DOCUMENT SECTION »
Jiajun Wang edited comment on HELIX-659 at 7/10/17 7:19 PM:

Based on all that is discussed above, let us imagine a resource represented by 3 independent
state models: MasterSlave, ReadWrite, and Versions. The following figure shows three possible
state transitions for a replica of the resource.


Partition 1 has some internal error. So although it is still the master, it is transited to
"Error" state. Meantime, it's version needs to be upgraded.
Partition 2 is changed to "R/W". Probably because partition 1 is no longer servicing as an
"R/W" node.
As for partition 3, all its states are changed.

The difficulties of supporting this request using current Helix system include but not limited
to the following aspects.

*It is hard to define state machine or transition constraint for all state models using the
single state model*

For a dynamic state, pre-defined state model won't work at all.

But even we only consider regular state, there is still a problem. Based on our existing framework,
in order to support such scenario, we will need to create a very complex state model that
combines all 3 models. The result will be 2 * 3 * 4 = 24 states and around 80 possible transition
paths, which will be super hard to code.

*It will be potentially low efficient to do states transition*

Imagine that each state transition message contains the delta of a single state. The messages
should be as following.

Partitions	State transitions
R1	(Online, R/W, 1.0.1) → (Online, Error, 1.0.1)
	(Online, Error, 1.0.1) → (Online, Error, 1.0.2)
	(Online, Init, 1.0.1) → (Online, R/W, 1.0.1)
	(Offline, Init, 1.0.1) → (Online, Init, 1.0.1)
	(Online, Init, 1.0.1) → (Online, Ready, 1.0.1)
	(Online, Ready, 1.0.1) → (Online, Ready, 1.0.2)

Obviously, this strategy increases traffic and make the whole transition process much slower.
So a simpler design is that a message carries all necessary information.

Partitions	State transitions
R1	(Online, R/W, 1.0.1) → (Online, Error, 1.0.2)
R2	(Online, Init, 1.0.1) → (Online, R/W, 1.0.1)
R3	(Offline, Init, 1.0.1) → (Online, Ready, 1.0.2)

But this design brings other issues.

# When a participant gets a message, it may report the new states after finish all the changes.
Among all these states, if one state transition takes a considerably longer time than others,
the whole process is blocked.
# The controller has less control on how a participant does states transitions. It is a problem
if any policy like Helix State Transition Priority Support needs to be applied.
# On the other hand, the participant needs to check the message and compare status. It's hard
to ensure backward compatibility.

*Helix is not able to calculate the best possible state for every state model*

With dynamic state, we allow the application to manage state transition. So the state model
is not defined with a complete constraint and requirement. Helix cannot calculate the best
possible states.

Moreover, even for a nondynamic state, the application may want to trigger the transition
based on some external factors. In this case, Helix only coordinates the state transition.
But it won't make the best possible states plan.

In order to let the user define such states, we need to provide a new state model type. And
Helix should be able to interpret the definition and generate transition messages correctly.

h2. Additional Case Study

h3. Ambry R/W State

In Ambry, a partition has an "R/W" state in addition to OnlineOffline state. So the partition
The "R/W" state is for indicating whether this partition is for read-only or writable.
There may be state transitions as shown following.

SET EXERCISE 1 »
Pick out every line in the rows that contains the string "optical", matching its case exactly.
The rows that come next have no connection to the Helix comment above.

RECORDS SHOWN »
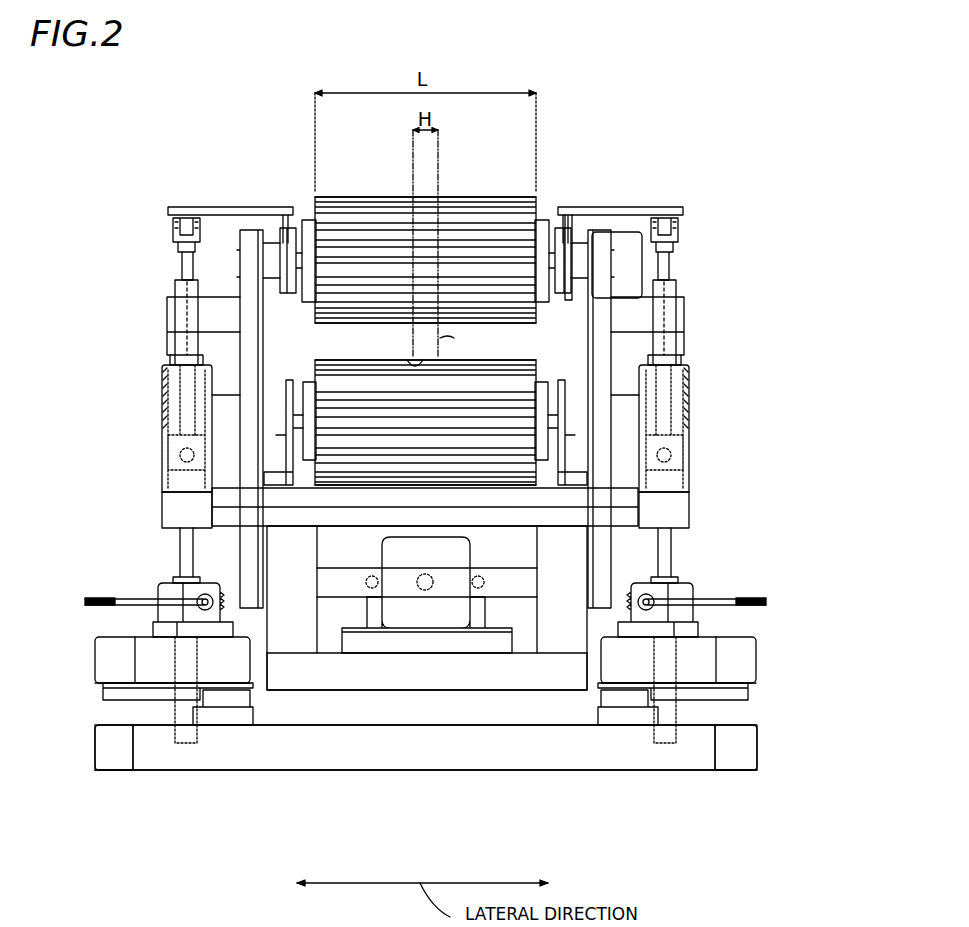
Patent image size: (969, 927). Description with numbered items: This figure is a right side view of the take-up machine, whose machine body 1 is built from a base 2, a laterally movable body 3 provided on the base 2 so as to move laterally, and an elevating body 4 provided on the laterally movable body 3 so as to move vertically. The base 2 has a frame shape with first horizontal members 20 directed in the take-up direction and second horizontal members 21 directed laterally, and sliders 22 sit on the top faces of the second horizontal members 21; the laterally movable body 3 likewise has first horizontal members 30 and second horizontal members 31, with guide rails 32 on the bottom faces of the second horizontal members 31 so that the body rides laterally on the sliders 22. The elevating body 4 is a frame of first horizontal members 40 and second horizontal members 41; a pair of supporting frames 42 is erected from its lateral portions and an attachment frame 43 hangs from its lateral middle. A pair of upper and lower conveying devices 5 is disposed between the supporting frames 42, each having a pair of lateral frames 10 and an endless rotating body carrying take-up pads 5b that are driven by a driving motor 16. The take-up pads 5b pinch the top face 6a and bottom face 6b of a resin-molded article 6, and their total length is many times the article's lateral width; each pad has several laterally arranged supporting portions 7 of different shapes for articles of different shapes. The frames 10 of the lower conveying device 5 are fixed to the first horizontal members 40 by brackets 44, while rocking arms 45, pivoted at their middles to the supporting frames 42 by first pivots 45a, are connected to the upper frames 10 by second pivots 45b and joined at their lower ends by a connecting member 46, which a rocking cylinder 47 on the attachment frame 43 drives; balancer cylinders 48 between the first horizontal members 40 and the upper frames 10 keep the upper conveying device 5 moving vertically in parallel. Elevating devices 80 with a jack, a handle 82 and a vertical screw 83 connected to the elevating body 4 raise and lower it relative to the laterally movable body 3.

--

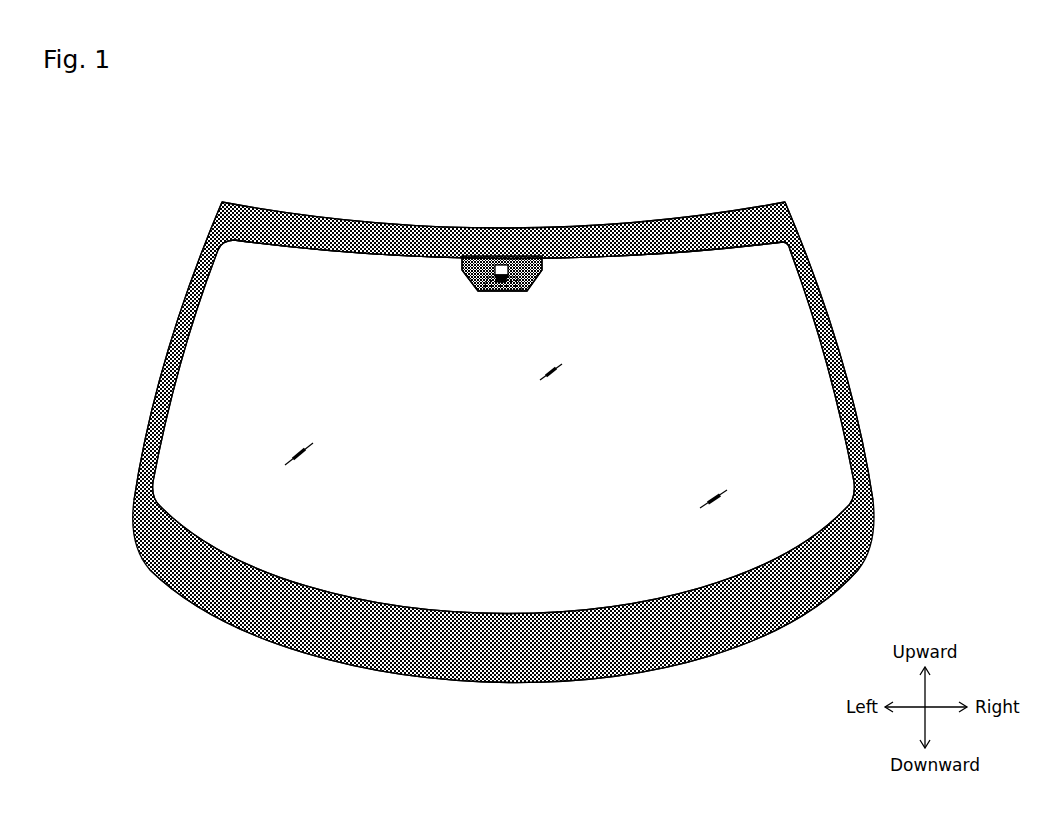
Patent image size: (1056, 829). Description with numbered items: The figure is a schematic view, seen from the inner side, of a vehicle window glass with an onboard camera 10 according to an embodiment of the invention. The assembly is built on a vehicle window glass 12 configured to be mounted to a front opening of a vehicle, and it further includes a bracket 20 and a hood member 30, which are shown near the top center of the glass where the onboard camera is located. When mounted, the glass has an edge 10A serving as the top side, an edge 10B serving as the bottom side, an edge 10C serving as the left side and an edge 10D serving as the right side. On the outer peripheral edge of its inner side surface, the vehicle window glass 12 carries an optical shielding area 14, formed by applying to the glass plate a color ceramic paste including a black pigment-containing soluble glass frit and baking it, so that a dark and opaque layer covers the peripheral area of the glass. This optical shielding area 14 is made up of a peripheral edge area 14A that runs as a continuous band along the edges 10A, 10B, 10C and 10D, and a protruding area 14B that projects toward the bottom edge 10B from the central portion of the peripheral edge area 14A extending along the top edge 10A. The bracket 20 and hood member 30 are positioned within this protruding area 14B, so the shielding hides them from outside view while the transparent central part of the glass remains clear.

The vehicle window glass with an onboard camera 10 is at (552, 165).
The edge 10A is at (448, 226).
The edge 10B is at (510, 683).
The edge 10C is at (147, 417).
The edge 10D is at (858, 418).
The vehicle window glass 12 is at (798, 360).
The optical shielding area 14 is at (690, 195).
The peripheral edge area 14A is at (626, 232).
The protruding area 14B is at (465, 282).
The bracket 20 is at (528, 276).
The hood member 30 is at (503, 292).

--

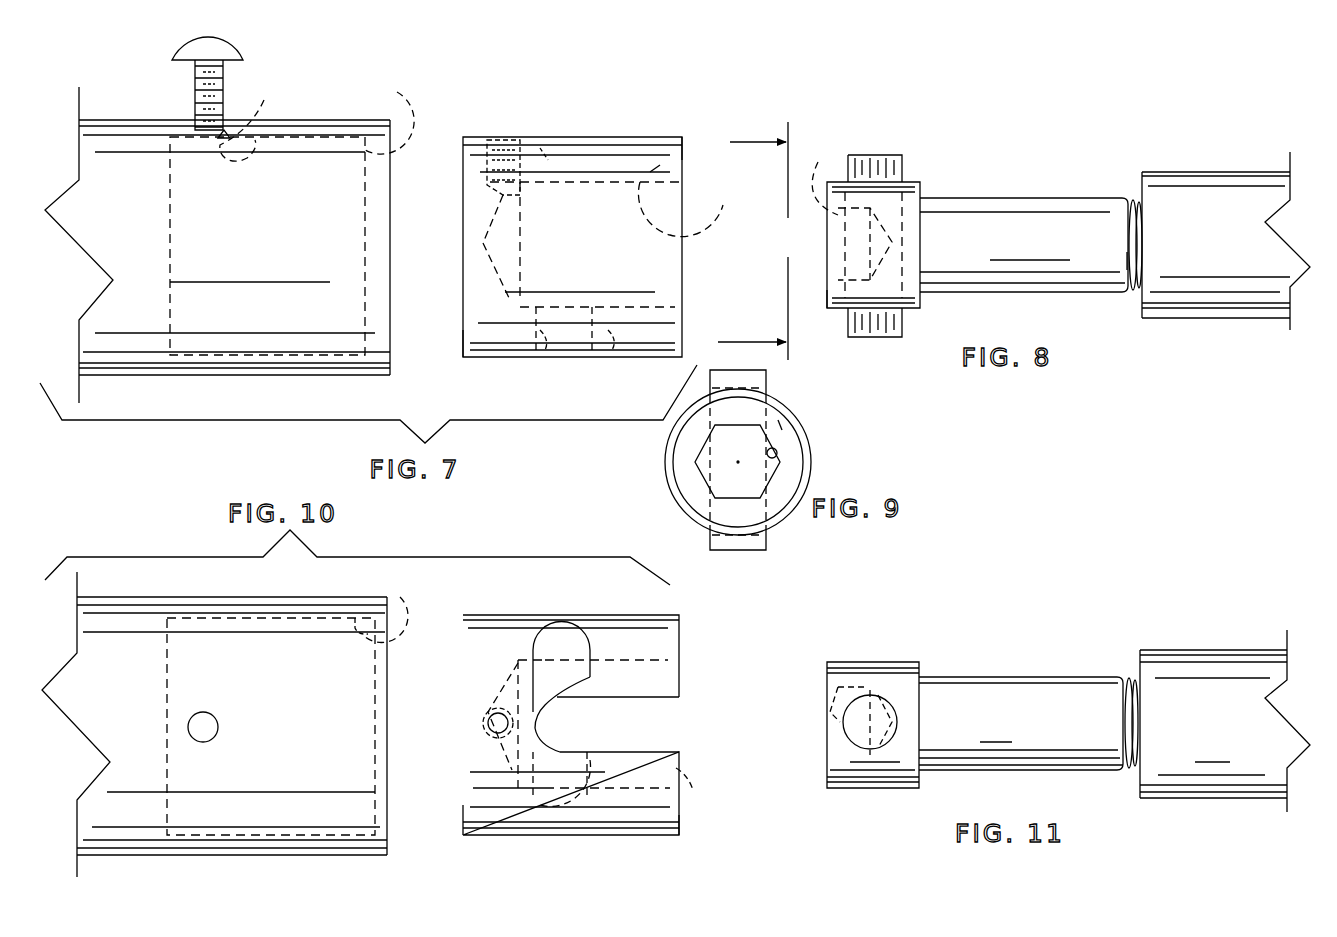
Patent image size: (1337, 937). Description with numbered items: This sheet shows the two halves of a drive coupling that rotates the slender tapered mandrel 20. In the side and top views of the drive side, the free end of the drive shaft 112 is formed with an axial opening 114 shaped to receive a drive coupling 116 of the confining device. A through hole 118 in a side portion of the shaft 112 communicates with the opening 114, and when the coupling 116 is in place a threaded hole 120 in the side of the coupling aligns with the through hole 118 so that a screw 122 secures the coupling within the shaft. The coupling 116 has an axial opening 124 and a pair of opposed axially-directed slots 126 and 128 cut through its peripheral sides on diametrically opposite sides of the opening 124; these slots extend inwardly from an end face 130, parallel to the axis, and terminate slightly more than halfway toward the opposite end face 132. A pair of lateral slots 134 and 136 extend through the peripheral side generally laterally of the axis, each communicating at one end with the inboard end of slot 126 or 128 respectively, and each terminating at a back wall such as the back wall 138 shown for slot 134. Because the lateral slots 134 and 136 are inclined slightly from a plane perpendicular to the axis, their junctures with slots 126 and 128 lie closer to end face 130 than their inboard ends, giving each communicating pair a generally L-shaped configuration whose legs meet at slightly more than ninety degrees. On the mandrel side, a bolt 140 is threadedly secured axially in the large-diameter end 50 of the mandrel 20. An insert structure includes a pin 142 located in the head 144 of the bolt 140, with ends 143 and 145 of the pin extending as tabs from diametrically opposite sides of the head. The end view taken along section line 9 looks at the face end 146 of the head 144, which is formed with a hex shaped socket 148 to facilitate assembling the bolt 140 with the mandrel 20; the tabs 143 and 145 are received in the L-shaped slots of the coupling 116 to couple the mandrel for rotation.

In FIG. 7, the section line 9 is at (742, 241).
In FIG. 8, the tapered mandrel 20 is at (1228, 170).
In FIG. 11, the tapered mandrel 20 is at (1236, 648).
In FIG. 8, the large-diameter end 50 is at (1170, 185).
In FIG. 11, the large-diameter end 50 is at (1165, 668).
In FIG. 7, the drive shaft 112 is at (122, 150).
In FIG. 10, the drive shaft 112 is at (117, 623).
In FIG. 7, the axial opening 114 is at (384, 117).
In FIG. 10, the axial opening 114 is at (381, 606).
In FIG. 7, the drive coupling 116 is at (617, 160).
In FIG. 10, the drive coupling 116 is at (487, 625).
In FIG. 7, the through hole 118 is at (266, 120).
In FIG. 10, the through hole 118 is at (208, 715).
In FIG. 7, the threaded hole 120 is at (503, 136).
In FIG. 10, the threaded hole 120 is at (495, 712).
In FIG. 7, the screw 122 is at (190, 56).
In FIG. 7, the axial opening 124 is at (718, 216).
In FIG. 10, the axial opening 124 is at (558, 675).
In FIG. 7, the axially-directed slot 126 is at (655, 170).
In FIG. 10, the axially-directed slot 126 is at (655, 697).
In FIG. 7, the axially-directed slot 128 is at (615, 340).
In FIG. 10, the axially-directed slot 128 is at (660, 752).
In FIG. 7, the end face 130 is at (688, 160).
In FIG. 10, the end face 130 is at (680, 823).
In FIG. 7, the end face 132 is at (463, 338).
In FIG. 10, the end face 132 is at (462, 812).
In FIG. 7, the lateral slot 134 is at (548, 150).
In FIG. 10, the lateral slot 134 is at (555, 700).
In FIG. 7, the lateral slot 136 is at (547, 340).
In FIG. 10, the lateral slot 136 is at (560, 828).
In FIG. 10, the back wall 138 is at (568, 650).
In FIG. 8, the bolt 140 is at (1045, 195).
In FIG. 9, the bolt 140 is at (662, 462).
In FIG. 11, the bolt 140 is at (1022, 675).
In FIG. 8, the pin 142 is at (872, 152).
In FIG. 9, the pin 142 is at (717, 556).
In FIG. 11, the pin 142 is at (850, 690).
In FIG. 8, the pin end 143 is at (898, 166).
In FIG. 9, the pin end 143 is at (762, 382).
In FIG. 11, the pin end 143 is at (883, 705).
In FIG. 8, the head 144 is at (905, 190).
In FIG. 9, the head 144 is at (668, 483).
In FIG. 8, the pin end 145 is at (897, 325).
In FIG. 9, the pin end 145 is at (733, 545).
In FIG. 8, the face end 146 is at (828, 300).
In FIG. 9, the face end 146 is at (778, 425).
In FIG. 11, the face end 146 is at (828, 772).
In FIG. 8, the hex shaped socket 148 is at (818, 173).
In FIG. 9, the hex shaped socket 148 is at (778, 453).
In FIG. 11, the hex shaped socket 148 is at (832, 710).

SET EXERCISE 2 »
Extend the comment about Helix state models by writing what comes after its last sentence.

REPLY 1 »
Patent image size: (1056, 829). Description with numbered items: The figure is a schematic view, seen from the inner side, of a vehicle window glass with an onboard camera 10 according to an embodiment of the invention. The assembly is built on a vehicle window glass 12 configured to be mounted to a front opening of a vehicle, and it further includes a bracket 20 and a hood member 30, which are shown near the top center of the glass where the onboard camera is located. When mounted, the glass has an edge 10A serving as the top side, an edge 10B serving as the bottom side, an edge 10C serving as the left side and an edge 10D serving as the right side. On the outer peripheral edge of its inner side surface, the vehicle window glass 12 carries an optical shielding area 14, formed by applying to the glass plate a color ceramic paste including a black pigment-containing soluble glass frit and baking it, so that a dark and opaque layer covers the peripheral area of the glass. This optical shielding area 14 is made up of a peripheral edge area 14A that runs as a continuous band along the edges 10A, 10B, 10C and 10D, and a protruding area 14B that projects toward the bottom edge 10B from the central portion of the peripheral edge area 14A extending along the top edge 10A. The bracket 20 and hood member 30 are positioned within this protruding area 14B, so the shielding hides them from outside view while the transparent central part of the glass remains clear.
The optical shielding area 14 is at (690, 195).

REPLY 2 »
* The first state transition is conducted by the Ambry application.
* The second one is regular state transition managed by Helix.


Note that the "R/W" state model is still regular model. Which means the state is pre-defined
and the constraint will still be defined as a regular state.

h3. Pinot Version State

In Pinot, when a new version of data is ready, the system replaces old partitions with the
new ones.
If the replacement is done one partition by another, any read that is queried during the upgrade
period will get inconsistent data.
Currently, the application needs a workaround for data consistency.

* Option 1, creating a new resource with l the test version and replace old resource after
the new one is ready.
* Option 2, maintaining customized configuration or property store item for managing versions
inside the application.

So the expected state transitions of a Pinot section is as follows.

It would be very helpful to extend Helix state transition system to support multiple state

h2. Proposal

In this document, we propose to extend existing state transition system in Helix. Basically,
Helix should allow one resource/partition to have more than one state. And the states are
managed separately based on different state models.

States transitions shall follow these rules:

* If only one state is changed, state transition logic keeps the same as what we have today.
* States have the different priorities. If more than one states are changed, Helix will finish
transition one by one based on state model priority. Transition messages are sent one after
* States may have the dependency. If state B depends on state A, transition on state B will
require state A's information. And if state A is in error state, state B transition will be
suspended. Otherwise, independent states transitions will not be blocked by each other.
* If the state is managed by the application, Helix won't calculate ideal state. The application
needs to specify the desired state in resource configurations.

h3. State Dependency and Priority

A complete multi-states definition will be a hierarchical system. The states are divided into
different levels. First tier states are the most important ones. And there might be additional
second level or third level states related to the higher level states. The states in the same
level will be independent to each other.

For example, Admins may set master/slave (MS) state as the first level state. And both R/W
state and Version shall depend on MS state.
That means transitions in R/W state or Version will require MS state as the input. And if
MS state is in error condition, no transition in the other states is allowed.
But R/W state and Version can be changed in parallel.


In addition to dependencies, Admins will be able to specify priorities for all related state
models. Basically, if multiple states are changed concurrently, Helix will process high priority
state transition first. As shown in the following figure, both R/W state and version are the
level 2 states. But if Admins configure version to have higher priority, Helix will schedule
it before R/W state.

h3. Application Managed State and Dynamic State

The nature of the dynamic state makes it an application managed state by default. However,
not all application managed state is dynamic states.


If we check the state model definition from different aspects, the differences between regular
state model and new state models are obvious.
Details about dynamic state design, and how to extend current state model interface will be
discussed as a separate topic. In this document, we only consider the simplest design for
supporting the basic features. More information is discussed in the "Design Details" section.
States	Transition Constraint	Next State
Regular state define	Fixed	State Machine	Helix decides new state
Dynamic state define	Dynamic	Check based on regex or no check	Application decides new state
Application managed state define	Both	Both	Application decides new state

h3. Multiple State Models vs. Single State Model

Shall we use multiple state models for every state, or defining a large state model which
is able to handle all states transition?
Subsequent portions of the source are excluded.